━━ Data entries ━━
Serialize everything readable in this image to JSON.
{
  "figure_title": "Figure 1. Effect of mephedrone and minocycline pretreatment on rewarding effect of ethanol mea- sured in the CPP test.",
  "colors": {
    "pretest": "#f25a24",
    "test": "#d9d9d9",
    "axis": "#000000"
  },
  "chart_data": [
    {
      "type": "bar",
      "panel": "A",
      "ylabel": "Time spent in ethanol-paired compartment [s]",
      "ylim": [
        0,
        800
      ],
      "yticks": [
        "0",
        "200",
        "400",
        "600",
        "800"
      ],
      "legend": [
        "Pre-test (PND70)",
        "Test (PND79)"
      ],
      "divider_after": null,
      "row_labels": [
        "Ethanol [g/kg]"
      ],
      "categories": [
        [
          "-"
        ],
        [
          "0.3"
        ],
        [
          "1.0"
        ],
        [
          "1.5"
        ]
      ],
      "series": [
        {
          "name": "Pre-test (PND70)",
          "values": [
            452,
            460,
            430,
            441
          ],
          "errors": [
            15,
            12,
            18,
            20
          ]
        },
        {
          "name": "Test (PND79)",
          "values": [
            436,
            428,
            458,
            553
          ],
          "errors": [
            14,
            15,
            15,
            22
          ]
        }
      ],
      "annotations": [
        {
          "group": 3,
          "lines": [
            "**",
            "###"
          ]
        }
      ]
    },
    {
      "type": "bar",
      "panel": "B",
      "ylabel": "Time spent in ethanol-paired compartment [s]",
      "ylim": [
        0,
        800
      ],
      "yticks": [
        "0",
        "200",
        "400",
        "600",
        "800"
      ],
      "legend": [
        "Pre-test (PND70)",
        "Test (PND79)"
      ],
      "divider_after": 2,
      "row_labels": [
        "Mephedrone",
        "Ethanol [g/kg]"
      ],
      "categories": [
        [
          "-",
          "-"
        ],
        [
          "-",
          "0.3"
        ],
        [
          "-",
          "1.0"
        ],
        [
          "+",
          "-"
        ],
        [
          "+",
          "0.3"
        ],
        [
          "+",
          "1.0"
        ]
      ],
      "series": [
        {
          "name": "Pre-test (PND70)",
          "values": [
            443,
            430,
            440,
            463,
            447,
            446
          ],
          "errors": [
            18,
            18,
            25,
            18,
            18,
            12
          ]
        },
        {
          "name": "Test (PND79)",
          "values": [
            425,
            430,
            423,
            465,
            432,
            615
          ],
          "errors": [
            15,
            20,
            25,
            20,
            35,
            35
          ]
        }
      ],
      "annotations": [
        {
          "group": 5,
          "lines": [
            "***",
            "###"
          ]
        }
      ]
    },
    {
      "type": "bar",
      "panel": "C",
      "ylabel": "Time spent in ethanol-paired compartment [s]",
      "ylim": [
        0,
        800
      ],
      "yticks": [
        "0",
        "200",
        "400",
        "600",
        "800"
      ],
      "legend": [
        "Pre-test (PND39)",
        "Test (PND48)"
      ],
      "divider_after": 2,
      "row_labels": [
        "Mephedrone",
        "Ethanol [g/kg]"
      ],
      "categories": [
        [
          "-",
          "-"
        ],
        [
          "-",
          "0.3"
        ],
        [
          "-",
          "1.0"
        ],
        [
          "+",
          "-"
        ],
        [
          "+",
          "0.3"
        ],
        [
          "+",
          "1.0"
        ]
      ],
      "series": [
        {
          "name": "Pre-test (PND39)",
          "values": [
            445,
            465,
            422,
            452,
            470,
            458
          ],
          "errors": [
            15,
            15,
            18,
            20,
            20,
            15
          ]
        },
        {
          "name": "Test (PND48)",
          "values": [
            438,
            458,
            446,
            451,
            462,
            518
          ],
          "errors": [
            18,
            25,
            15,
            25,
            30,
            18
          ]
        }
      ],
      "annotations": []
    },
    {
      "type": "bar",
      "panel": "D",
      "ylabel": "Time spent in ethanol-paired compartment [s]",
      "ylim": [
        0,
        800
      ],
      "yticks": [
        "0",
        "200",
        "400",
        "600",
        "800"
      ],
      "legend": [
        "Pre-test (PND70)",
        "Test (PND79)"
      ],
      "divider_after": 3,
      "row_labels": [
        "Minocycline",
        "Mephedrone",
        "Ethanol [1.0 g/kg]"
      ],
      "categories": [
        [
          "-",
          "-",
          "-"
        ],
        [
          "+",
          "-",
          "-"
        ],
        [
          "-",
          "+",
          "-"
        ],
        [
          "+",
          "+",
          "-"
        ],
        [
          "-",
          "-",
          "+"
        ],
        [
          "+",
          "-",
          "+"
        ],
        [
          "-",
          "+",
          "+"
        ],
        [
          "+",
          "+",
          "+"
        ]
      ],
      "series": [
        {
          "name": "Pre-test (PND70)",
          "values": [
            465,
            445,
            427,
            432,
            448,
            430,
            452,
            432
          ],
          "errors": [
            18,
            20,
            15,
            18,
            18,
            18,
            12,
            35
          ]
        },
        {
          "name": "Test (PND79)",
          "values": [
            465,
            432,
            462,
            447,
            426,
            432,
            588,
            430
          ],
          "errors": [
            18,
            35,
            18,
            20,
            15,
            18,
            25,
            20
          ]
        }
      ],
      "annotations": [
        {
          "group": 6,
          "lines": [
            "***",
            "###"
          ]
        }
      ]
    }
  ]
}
━━━
*Request:* Return every line of the material exactly.

*The reply:*
Serialize everything readable in this image to JSON.
{
  "figure_title": "Figure 1. Effect of mephedrone and minocycline pretreatment on rewarding effect of ethanol mea- sured in the CPP test.",
  "colors": {
    "pretest": "#f25a24",
    "test": "#d9d9d9",
    "axis": "#000000"
  },
  "chart_data": [
    {
      "type": "bar",
      "panel": "A",
      "ylabel": "Time spent in ethanol-paired compartment [s]",
      "ylim": [
        0,
        800
      ],
      "yticks": [
        "0",
        "200",
        "400",
        "600",
        "800"
      ],
      "legend": [
        "Pre-test (PND70)",
        "Test (PND79)"
      ],
      "divider_after": null,
      "row_labels": [
        "Ethanol [g/kg]"
      ],
      "categories": [
        [
          "-"
        ],
        [
          "0.3"
        ],
        [
          "1.0"
        ],
        [
          "1.5"
        ]
      ],
      "series": [
        {
          "name": "Pre-test (PND70)",
          "values": [
            452,
            460,
            430,
            441
          ],
          "errors": [
            15,
            12,
            18,
            20
          ]
        },
        {
          "name": "Test (PND79)",
          "values": [
            436,
            428,
            458,
            553
          ],
          "errors": [
            14,
            15,
            15,
            22
          ]
        }
      ],
      "annotations": [
        {
          "group": 3,
          "lines": [
            "**",
            "###"
          ]
        }
      ]
    },
    {
      "type": "bar",
      "panel": "B",
      "ylabel": "Time spent in ethanol-paired compartment [s]",
      "ylim": [
        0,
        800
      ],
      "yticks": [
        "0",
        "200",
        "400",
        "600",
        "800"
      ],
      "legend": [
        "Pre-test (PND70)",
        "Test (PND79)"
      ],
      "divider_after": 2,
      "row_labels": [
        "Mephedrone",
        "Ethanol [g/kg]"
      ],
      "categories": [
        [
          "-",
          "-"
        ],
        [
          "-",
          "0.3"
        ],
        [
          "-",
          "1.0"
        ],
        [
          "+",
          "-"
        ],
        [
          "+",
          "0.3"
        ],
        [
          "+",
          "1.0"
        ]
      ],
      "series": [
        {
          "name": "Pre-test (PND70)",
          "values": [
            443,
            430,
            440,
            463,
            447,
            446
          ],
          "errors": [
            18,
            18,
            25,
            18,
            18,
            12
          ]
        },
        {
          "name": "Test (PND79)",
          "values": [
            425,
            430,
            423,
            465,
            432,
            615
          ],
          "errors": [
            15,
            20,
            25,
            20,
            35,
            35
          ]
        }
      ],
      "annotations": [
        {
          "group": 5,
          "lines": [
            "***",
            "###"
          ]
        }
      ]
    },
    {
      "type": "bar",
      "panel": "C",
      "ylabel": "Time spent in ethanol-paired compartment [s]",
      "ylim": [
        0,
        800
      ],
      "yticks": [
        "0",
        "200",
        "400",
        "600",
        "800"
      ],
      "legend": [
        "Pre-test (PND39)",
        "Test (PND48)"
      ],
      "divider_after": 2,
      "row_labels": [
        "Mephedrone",
        "Ethanol [g/kg]"
      ],
      "categories": [
        [
          "-",
          "-"
        ],
        [
          "-",
          "0.3"
        ],
        [
          "-",
          "1.0"
        ],
        [
          "+",
          "-"
        ],
        [
          "+",
          "0.3"
        ],
        [
          "+",
          "1.0"
        ]
      ],
      "series": [
        {
          "name": "Pre-test (PND39)",
          "values": [
            445,
            465,
            422,
            452,
            470,
            458
          ],
          "errors": [
            15,
            15,
            18,
            20,
            20,
            15
          ]
        },
        {
          "name": "Test (PND48)",
          "values": [
            438,
            458,
            446,
            451,
            462,
            518
          ],
          "errors": [
            18,
            25,
            15,
            25,
            30,
            18
          ]
        }
      ],
      "annotations": []
    },
    {
      "type": "bar",
      "panel": "D",
      "ylabel": "Time spent in ethanol-paired compartment [s]",
      "ylim": [
        0,
        800
      ],
      "yticks": [
        "0",
        "200",
        "400",
        "600",
        "800"
      ],
      "legend": [
        "Pre-test (PND70)",
        "Test (PND79)"
      ],
      "divider_after": 3,
      "row_labels": [
        "Minocycline",
        "Mephedrone",
        "Ethanol [1.0 g/kg]"
      ],
      "categories": [
        [
          "-",
          "-",
          "-"
        ],
        [
          "+",
          "-",
          "-"
        ],
        [
          "-",
          "+",
          "-"
        ],
        [
          "+",
          "+",
          "-"
        ],
        [
          "-",
          "-",
          "+"
        ],
        [
          "+",
          "-",
          "+"
        ],
        [
          "-",
          "+",
          "+"
        ],
        [
          "+",
          "+",
          "+"
        ]
      ],
      "series": [
        {
          "name": "Pre-test (PND70)",
          "values": [
            465,
            445,
            427,
            432,
            448,
            430,
            452,
            432
          ],
          "errors": [
            18,
            20,
            15,
            18,
            18,
            18,
            12,
            35
          ]
        },
        {
          "name": "Test (PND79)",
          "values": [
            465,
            432,
            462,
            447,
            426,
            432,
            588,
            430
          ],
          "errors": [
            18,
            35,
            18,
            20,
            15,
            18,
            25,
            20
          ]
        }
      ],
      "annotations": [
        {
          "group": 6,
          "lines": [
            "***",
            "###"
          ]
        }
      ]
    }
  ]
}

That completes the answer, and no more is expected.